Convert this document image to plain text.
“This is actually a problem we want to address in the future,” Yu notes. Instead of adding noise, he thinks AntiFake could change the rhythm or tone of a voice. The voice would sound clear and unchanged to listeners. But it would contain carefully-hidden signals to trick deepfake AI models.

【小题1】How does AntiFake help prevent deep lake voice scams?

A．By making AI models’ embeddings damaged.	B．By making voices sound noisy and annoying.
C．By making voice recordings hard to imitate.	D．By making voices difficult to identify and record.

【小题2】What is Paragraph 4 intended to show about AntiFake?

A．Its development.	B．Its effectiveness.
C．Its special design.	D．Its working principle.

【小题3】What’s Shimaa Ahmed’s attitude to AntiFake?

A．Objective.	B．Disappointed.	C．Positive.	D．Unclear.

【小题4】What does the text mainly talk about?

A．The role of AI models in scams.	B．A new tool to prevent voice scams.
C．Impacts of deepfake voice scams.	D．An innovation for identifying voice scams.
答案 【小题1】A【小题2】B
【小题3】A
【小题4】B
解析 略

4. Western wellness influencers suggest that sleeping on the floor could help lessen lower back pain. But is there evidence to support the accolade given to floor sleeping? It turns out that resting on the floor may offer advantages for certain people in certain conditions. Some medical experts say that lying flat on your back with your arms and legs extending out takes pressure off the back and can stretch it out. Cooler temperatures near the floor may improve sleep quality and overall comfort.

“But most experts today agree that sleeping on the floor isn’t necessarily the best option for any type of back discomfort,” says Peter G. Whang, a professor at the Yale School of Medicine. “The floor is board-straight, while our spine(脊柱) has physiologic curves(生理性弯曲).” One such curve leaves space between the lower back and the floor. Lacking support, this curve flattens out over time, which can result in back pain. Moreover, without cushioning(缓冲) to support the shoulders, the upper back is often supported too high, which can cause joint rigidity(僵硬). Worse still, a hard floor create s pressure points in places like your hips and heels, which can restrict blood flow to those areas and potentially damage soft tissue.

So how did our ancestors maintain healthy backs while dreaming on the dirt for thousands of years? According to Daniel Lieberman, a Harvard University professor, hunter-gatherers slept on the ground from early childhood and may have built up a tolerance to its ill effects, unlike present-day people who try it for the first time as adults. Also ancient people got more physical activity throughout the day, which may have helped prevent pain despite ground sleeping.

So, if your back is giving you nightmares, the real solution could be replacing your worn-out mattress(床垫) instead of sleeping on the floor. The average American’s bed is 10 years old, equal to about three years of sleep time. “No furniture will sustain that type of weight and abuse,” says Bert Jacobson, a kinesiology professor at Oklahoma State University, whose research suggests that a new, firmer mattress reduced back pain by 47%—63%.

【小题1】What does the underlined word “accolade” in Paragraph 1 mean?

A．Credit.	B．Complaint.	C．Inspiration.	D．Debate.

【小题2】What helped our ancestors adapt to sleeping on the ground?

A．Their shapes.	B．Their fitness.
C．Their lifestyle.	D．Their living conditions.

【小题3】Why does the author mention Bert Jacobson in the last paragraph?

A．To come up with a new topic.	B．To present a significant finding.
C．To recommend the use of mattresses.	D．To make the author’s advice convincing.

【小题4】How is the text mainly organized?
==========
#### Problem to work on
Reproduce each entry from the records above, character for character.

#### Written response
Convert this document image to plain text.
“This is actually a problem we want to address in the future,” Yu notes. Instead of adding noise, he thinks AntiFake could change the rhythm or tone of a voice. The voice would sound clear and unchanged to listeners. But it would contain carefully-hidden signals to trick deepfake AI models.

【小题1】How does AntiFake help prevent deep lake voice scams?

A．By making AI models’ embeddings damaged.	B．By making voices sound noisy and annoying.
C．By making voice recordings hard to imitate.	D．By making voices difficult to identify and record.

【小题2】What is Paragraph 4 intended to show about AntiFake?

A．Its development.	B．Its effectiveness.
C．Its special design.	D．Its working principle.

【小题3】What’s Shimaa Ahmed’s attitude to AntiFake?

A．Objective.	B．Disappointed.	C．Positive.	D．Unclear.

【小题4】What does the text mainly talk about?

A．The role of AI models in scams.	B．A new tool to prevent voice scams.
C．Impacts of deepfake voice scams.	D．An innovation for identifying voice scams.
答案 【小题1】A【小题2】B
【小题3】A
【小题4】B
解析 略

4. Western wellness influencers suggest that sleeping on the floor could help lessen lower back pain. But is there evidence to support the accolade given to floor sleeping? It turns out that resting on the floor may offer advantages for certain people in certain conditions. Some medical experts say that lying flat on your back with your arms and legs extending out takes pressure off the back and can stretch it out. Cooler temperatures near the floor may improve sleep quality and overall comfort.

“But most experts today agree that sleeping on the floor isn’t necessarily the best option for any type of back discomfort,” says Peter G. Whang, a professor at the Yale School of Medicine. “The floor is board-straight, while our spine(脊柱) has physiologic curves(生理性弯曲).” One such curve leaves space between the lower back and the floor. Lacking support, this curve flattens out over time, which can result in back pain. Moreover, without cushioning(缓冲) to support the shoulders, the upper back is often supported too high, which can cause joint rigidity(僵硬). Worse still, a hard floor create s pressure points in places like your hips and heels, which can restrict blood flow to those areas and potentially damage soft tissue.

So how did our ancestors maintain healthy backs while dreaming on the dirt for thousands of years? According to Daniel Lieberman, a Harvard University professor, hunter-gatherers slept on the ground from early childhood and may have built up a tolerance to its ill effects, unlike present-day people who try it for the first time as adults. Also ancient people got more physical activity throughout the day, which may have helped prevent pain despite ground sleeping.

So, if your back is giving you nightmares, the real solution could be replacing your worn-out mattress(床垫) instead of sleeping on the floor. The average American’s bed is 10 years old, equal to about three years of sleep time. “No furniture will sustain that type of weight and abuse,” says Bert Jacobson, a kinesiology professor at Oklahoma State University, whose research suggests that a new, firmer mattress reduced back pain by 47%—63%.

【小题1】What does the underlined word “accolade” in Paragraph 1 mean?

A．Credit.	B．Complaint.	C．Inspiration.	D．Debate.

【小题2】What helped our ancestors adapt to sleeping on the ground?

A．Their shapes.	B．Their fitness.
C．Their lifestyle.	D．Their living conditions.

【小题3】Why does the author mention Bert Jacobson in the last paragraph?

A．To come up with a new topic.	B．To present a significant finding.
C．To recommend the use of mattresses.	D．To make the author’s advice convincing.

【小题4】How is the text mainly organized?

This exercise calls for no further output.